*What is being asked*
Can you arrange every line of the items below as a Markdown table with the columns "No." and "Text", numbering the rows and leaving out any blank lines?

(Element placement data)

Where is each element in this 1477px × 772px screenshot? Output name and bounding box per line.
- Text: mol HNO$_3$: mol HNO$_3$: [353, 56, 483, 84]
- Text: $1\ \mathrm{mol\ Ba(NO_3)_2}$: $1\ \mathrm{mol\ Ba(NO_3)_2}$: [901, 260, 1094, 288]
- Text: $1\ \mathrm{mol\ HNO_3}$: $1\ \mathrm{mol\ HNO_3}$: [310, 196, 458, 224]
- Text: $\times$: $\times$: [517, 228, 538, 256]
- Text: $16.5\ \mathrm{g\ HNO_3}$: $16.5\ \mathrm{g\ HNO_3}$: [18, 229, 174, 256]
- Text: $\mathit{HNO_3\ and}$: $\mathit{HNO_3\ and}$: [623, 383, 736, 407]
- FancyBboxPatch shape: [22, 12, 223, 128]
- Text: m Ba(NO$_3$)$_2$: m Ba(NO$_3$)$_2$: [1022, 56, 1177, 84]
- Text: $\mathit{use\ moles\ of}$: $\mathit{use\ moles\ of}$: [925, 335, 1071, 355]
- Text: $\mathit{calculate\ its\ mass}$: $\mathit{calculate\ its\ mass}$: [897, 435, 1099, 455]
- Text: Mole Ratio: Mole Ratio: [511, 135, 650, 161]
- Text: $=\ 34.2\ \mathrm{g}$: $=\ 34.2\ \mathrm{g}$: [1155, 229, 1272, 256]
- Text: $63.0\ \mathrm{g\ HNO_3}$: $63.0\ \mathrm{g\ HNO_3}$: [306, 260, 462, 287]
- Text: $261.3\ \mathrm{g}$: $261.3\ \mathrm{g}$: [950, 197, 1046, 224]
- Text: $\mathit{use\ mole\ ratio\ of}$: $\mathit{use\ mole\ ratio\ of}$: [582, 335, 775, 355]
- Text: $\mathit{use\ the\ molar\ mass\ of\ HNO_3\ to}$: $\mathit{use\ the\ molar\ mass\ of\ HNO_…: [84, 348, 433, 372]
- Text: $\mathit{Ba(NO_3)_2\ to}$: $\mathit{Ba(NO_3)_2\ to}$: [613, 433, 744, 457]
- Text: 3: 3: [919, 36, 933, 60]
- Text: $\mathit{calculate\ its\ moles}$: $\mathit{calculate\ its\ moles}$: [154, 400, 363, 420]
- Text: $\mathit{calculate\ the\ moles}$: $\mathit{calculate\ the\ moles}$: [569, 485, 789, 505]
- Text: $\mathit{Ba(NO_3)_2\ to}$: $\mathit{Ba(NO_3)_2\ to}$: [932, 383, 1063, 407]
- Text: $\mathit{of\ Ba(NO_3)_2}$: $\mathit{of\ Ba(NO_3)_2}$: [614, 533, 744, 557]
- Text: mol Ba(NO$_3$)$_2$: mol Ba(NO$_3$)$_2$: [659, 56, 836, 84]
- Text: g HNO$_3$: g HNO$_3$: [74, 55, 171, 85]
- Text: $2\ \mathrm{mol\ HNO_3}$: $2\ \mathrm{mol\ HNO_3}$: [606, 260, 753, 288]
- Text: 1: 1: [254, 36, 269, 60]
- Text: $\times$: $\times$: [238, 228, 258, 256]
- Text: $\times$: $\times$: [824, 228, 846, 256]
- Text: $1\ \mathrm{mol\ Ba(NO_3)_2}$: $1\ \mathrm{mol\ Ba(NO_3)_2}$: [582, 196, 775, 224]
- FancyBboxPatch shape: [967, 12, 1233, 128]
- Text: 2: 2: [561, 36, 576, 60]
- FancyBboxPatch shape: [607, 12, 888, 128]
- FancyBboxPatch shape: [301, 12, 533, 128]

*Reply to the exercise*
| No. | Text |
|---|---|
| 1 | Where is each element in this 1477px × 772px screenshot? Output name and bounding box per line. |
| 2 | - Text: mol HNO$_3$: mol HNO$_3$: [353, 56, 483, 84] |
| 3 | - Text: $1\ \mathrm{mol\ Ba(NO_3)_2}$: $1\ \mathrm{mol\ Ba(NO_3)_2}$: [901, 260, 1094, 288] |
| 4 | - Text: $1\ \mathrm{mol\ HNO_3}$: $1\ \mathrm{mol\ HNO_3}$: [310, 196, 458, 224] |
| 5 | - Text: $\times$: $\times$: [517, 228, 538, 256] |
| 6 | - Text: $16.5\ \mathrm{g\ HNO_3}$: $16.5\ \mathrm{g\ HNO_3}$: [18, 229, 174, 256] |
| 7 | - Text: $\mathit{HNO_3\ and}$: $\mathit{HNO_3\ and}$: [623, 383, 736, 407] |
| 8 | - FancyBboxPatch shape: [22, 12, 223, 128] |
| 9 | - Text: m Ba(NO$_3$)$_2$: m Ba(NO$_3$)$_2$: [1022, 56, 1177, 84] |
| 10 | - Text: $\mathit{use\ moles\ of}$: $\mathit{use\ moles\ of}$: [925, 335, 1071, 355] |
| 11 | - Text: $\mathit{calculate\ its\ mass}$: $\mathit{calculate\ its\ mass}$: [897, 435, 1099, 455] |
| 12 | - Text: Mole Ratio: Mole Ratio: [511, 135, 650, 161] |
| 13 | - Text: $=\ 34.2\ \mathrm{g}$: $=\ 34.2\ \mathrm{g}$: [1155, 229, 1272, 256] |
| 14 | - Text: $63.0\ \mathrm{g\ HNO_3}$: $63.0\ \mathrm{g\ HNO_3}$: [306, 260, 462, 287] |
| 15 | - Text: $261.3\ \mathrm{g}$: $261.3\ \mathrm{g}$: [950, 197, 1046, 224] |
| 16 | - Text: $\mathit{use\ mole\ ratio\ of}$: $\mathit{use\ mole\ ratio\ of}$: [582, 335, 775, 355] |
| 17 | - Text: $\mathit{use\ the\ molar\ mass\ of\ HNO_3\ to}$: $\mathit{use\ the\ molar\ mass\ of\ HNO_…: [84, 348, 433, 372] |
| 18 | - Text: $\mathit{Ba(NO_3)_2\ to}$: $\mathit{Ba(NO_3)_2\ to}$: [613, 433, 744, 457] |
| 19 | - Text: 3: 3: [919, 36, 933, 60] |
| 20 | - Text: $\mathit{calculate\ its\ moles}$: $\mathit{calculate\ its\ moles}$: [154, 400, 363, 420] |
| 21 | - Text: $\mathit{calculate\ the\ moles}$: $\mathit{calculate\ the\ moles}$: [569, 485, 789, 505] |
| 22 | - Text: $\mathit{Ba(NO_3)_2\ to}$: $\mathit{Ba(NO_3)_2\ to}$: [932, 383, 1063, 407] |
| 23 | - Text: $\mathit{of\ Ba(NO_3)_2}$: $\mathit{of\ Ba(NO_3)_2}$: [614, 533, 744, 557] |
| 24 | - Text: mol Ba(NO$_3$)$_2$: mol Ba(NO$_3$)$_2$: [659, 56, 836, 84] |
| 25 | - Text: g HNO$_3$: g HNO$_3$: [74, 55, 171, 85] |
| 26 | - Text: $2\ \mathrm{mol\ HNO_3}$: $2\ \mathrm{mol\ HNO_3}$: [606, 260, 753, 288] |
| 27 | - Text: 1: 1: [254, 36, 269, 60] |
| 28 | - Text: $\times$: $\times$: [238, 228, 258, 256] |
| 29 | - Text: $\times$: $\times$: [824, 228, 846, 256] |
| 30 | - Text: $1\ \mathrm{mol\ Ba(NO_3)_2}$: $1\ \mathrm{mol\ Ba(NO_3)_2}$: [582, 196, 775, 224] |
| 31 | - FancyBboxPatch shape: [967, 12, 1233, 128] |
| 32 | - Text: 2: 2: [561, 36, 576, 60] |
| 33 | - FancyBboxPatch shape: [607, 12, 888, 128] |
| 34 | - FancyBboxPatch shape: [301, 12, 533, 128] |